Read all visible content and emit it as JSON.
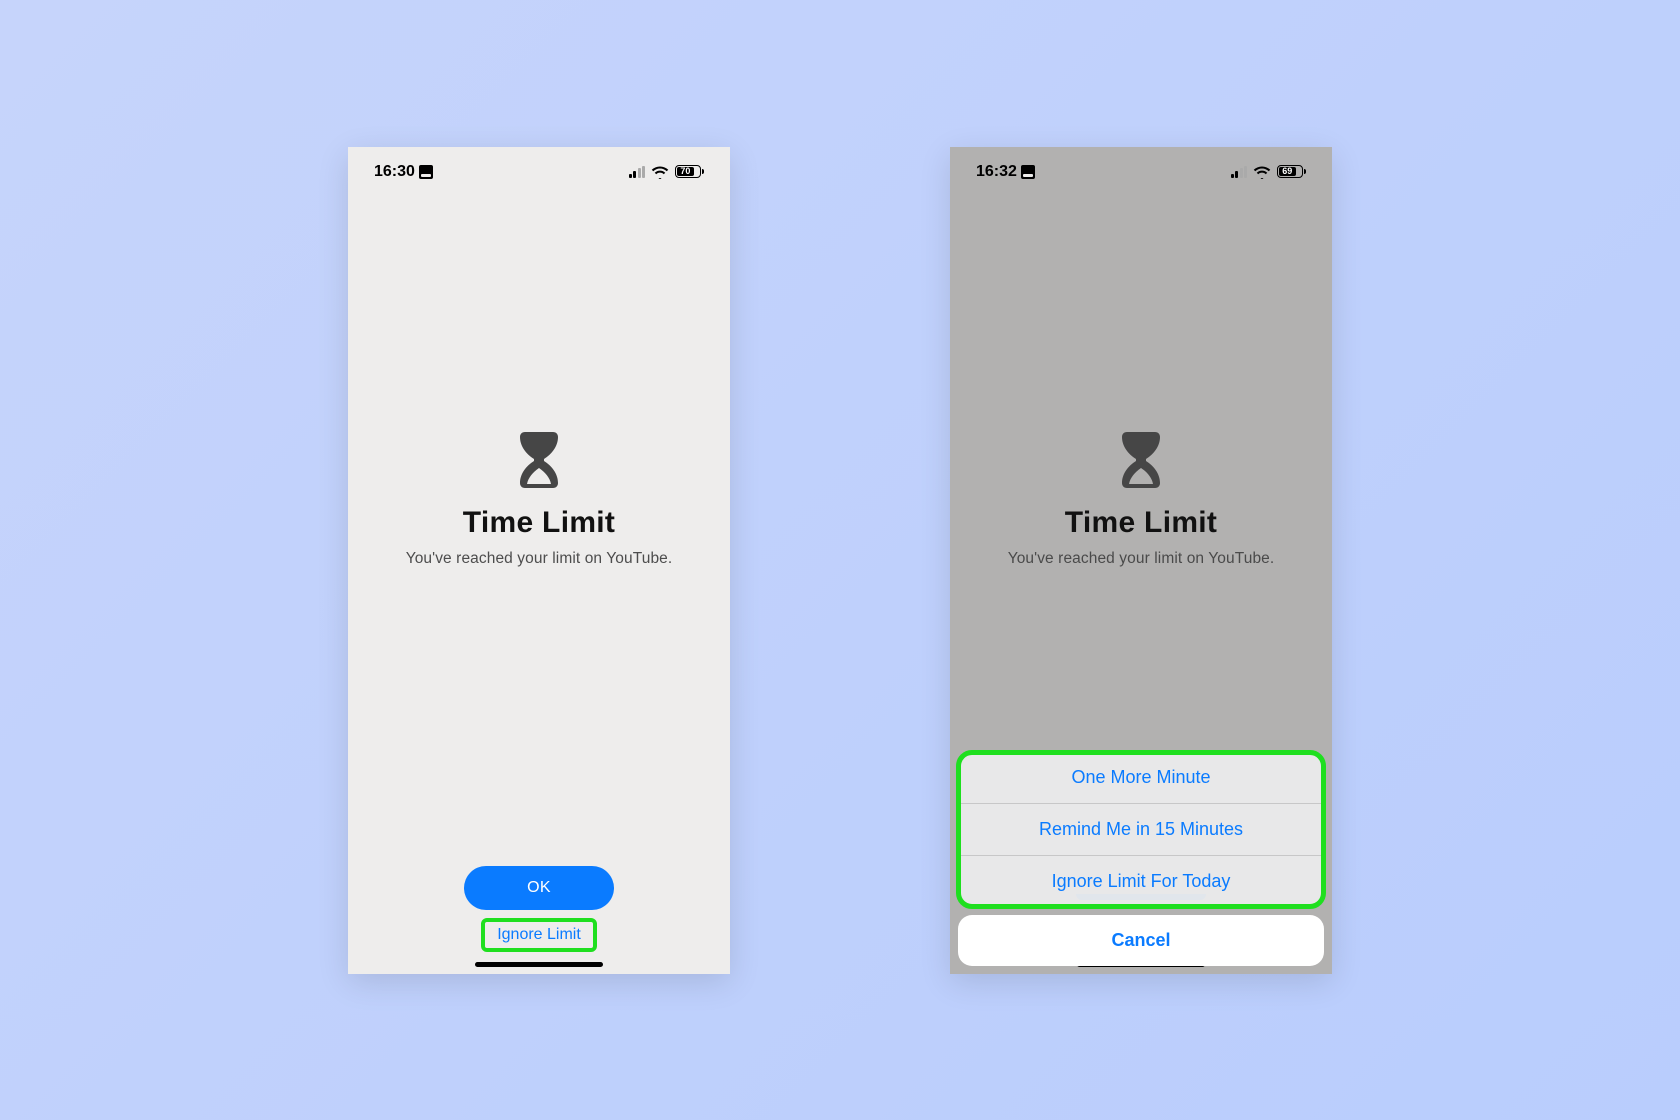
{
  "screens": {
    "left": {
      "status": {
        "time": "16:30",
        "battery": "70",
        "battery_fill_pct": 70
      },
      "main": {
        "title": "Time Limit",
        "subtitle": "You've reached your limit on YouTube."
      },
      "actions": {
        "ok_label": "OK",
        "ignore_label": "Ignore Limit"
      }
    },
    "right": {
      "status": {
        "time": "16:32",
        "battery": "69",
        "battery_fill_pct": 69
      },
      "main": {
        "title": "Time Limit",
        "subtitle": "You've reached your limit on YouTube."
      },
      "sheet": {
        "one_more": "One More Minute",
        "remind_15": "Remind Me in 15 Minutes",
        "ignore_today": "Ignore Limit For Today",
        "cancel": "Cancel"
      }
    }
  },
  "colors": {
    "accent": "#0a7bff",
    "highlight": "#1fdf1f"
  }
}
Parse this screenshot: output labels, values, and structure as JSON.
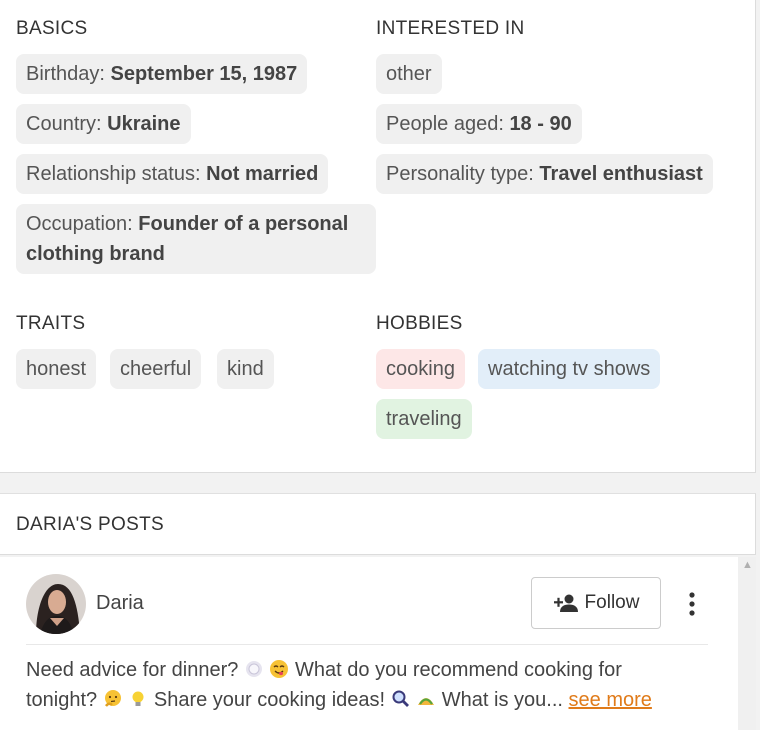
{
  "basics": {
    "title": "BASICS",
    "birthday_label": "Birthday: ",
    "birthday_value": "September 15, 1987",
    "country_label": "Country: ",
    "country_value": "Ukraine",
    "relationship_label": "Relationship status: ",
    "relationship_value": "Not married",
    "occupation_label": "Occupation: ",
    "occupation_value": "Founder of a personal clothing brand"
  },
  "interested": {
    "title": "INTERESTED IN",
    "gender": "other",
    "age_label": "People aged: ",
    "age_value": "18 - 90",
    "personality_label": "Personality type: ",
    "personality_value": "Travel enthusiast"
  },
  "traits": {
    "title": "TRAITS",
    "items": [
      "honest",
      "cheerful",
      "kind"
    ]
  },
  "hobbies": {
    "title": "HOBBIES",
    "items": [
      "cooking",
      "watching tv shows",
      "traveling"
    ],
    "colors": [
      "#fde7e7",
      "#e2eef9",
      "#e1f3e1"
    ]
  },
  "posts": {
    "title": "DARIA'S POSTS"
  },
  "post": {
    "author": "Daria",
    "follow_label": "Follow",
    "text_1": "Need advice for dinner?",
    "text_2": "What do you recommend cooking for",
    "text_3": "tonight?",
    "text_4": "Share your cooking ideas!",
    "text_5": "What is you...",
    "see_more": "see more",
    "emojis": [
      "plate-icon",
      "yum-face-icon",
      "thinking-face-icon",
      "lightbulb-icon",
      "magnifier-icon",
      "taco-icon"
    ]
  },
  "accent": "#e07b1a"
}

========

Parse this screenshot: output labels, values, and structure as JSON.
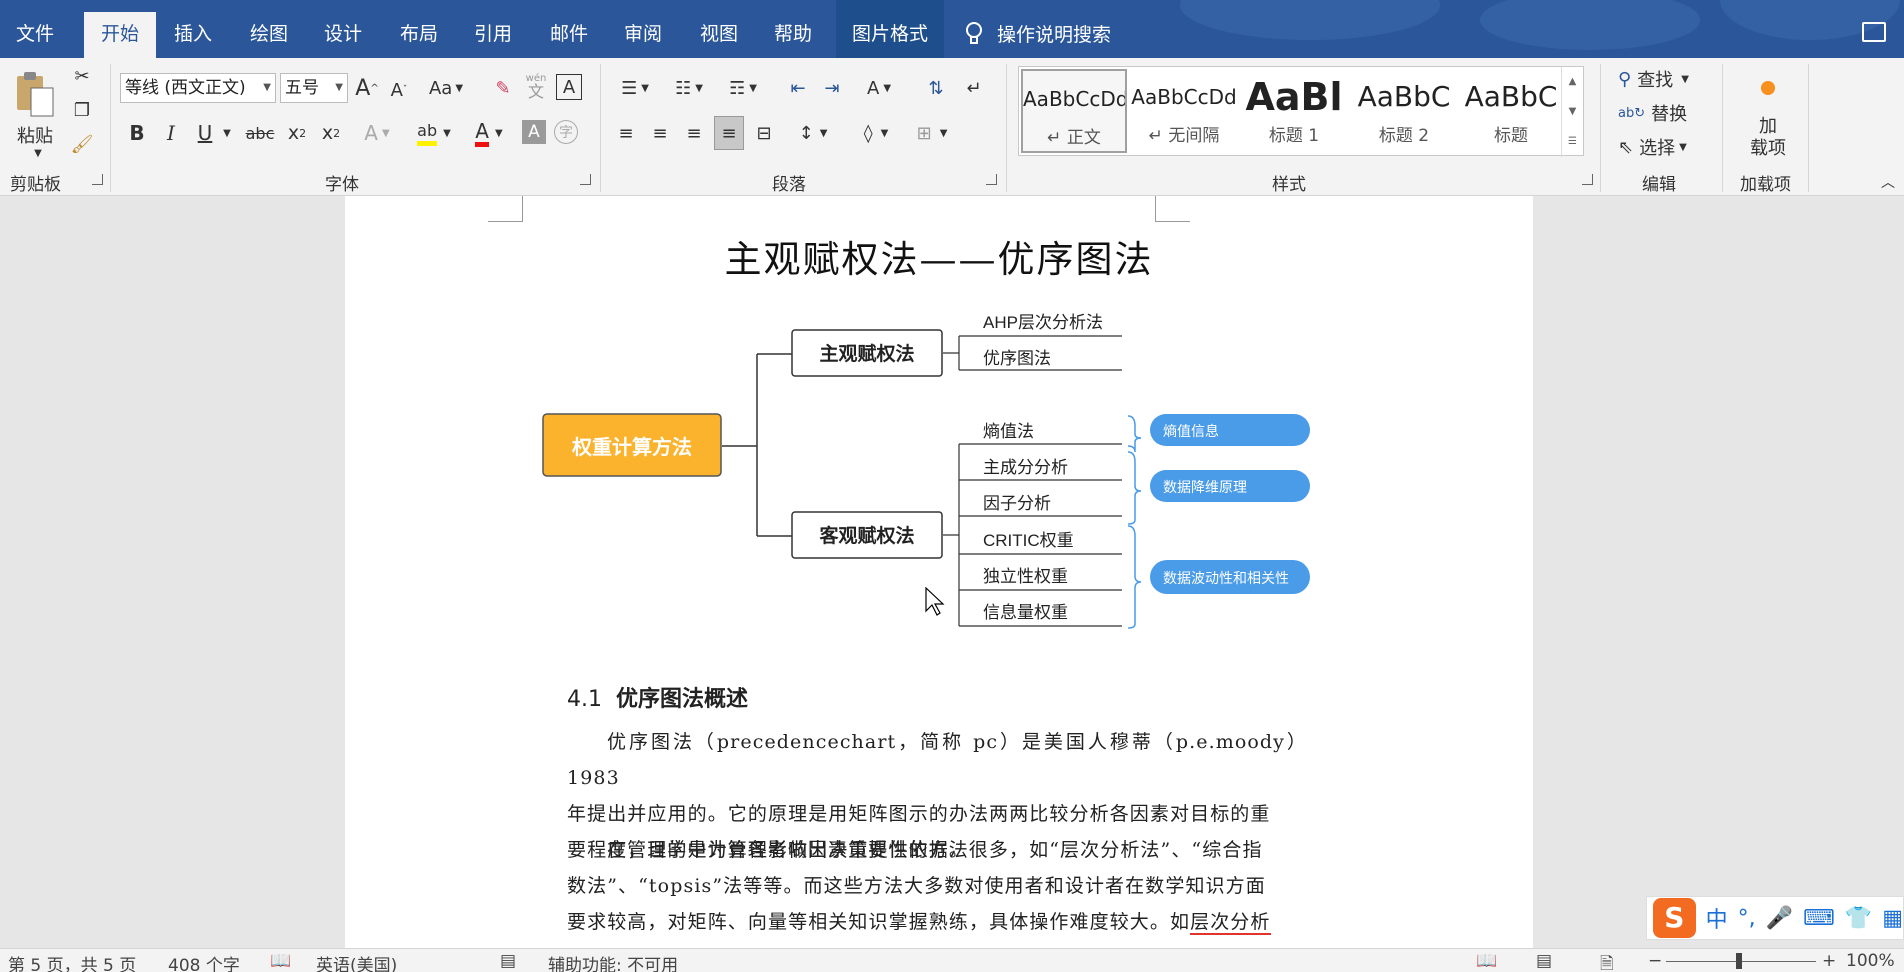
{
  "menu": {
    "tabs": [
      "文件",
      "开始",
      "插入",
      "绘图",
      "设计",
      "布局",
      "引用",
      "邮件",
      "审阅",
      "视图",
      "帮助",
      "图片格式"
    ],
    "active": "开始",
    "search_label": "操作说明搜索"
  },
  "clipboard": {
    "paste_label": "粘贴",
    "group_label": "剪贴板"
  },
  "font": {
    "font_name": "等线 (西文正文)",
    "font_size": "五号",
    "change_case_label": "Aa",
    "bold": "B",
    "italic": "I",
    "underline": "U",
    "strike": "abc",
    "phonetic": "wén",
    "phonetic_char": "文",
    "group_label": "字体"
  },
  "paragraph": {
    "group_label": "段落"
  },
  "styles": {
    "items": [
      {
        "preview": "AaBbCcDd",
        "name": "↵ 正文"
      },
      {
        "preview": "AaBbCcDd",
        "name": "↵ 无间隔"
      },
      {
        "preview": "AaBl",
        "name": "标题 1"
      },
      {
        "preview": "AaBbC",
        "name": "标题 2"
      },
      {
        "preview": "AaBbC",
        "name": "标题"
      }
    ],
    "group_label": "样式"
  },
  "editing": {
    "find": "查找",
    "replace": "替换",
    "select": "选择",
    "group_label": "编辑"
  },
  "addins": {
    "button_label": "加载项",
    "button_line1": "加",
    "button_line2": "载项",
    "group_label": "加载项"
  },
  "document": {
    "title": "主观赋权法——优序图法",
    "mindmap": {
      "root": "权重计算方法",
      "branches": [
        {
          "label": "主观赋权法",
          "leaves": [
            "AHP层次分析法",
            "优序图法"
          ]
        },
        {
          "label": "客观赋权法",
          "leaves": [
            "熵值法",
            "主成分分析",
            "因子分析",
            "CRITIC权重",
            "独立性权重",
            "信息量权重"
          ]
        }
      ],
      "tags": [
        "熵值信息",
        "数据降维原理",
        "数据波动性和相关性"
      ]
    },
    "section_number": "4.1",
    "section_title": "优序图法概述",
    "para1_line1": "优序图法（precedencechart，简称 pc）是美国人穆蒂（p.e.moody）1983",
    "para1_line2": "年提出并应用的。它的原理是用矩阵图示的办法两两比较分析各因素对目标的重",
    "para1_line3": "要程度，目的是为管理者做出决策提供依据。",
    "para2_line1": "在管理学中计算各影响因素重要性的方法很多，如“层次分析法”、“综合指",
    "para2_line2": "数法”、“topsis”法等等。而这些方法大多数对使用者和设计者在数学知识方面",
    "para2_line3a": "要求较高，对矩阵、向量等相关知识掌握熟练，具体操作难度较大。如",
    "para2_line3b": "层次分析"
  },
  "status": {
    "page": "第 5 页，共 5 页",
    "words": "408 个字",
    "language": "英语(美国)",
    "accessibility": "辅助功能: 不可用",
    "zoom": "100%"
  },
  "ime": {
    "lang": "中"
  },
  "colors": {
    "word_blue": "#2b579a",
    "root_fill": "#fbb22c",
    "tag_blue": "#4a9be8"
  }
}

========

# PROBLEM DETAILS
In the records above, find the lines containing "status" and copy them.

# EXERCISE OUTPUT
      "status": {
      "status": {
    "relationship_label": "Relationship status: ",
  "status": {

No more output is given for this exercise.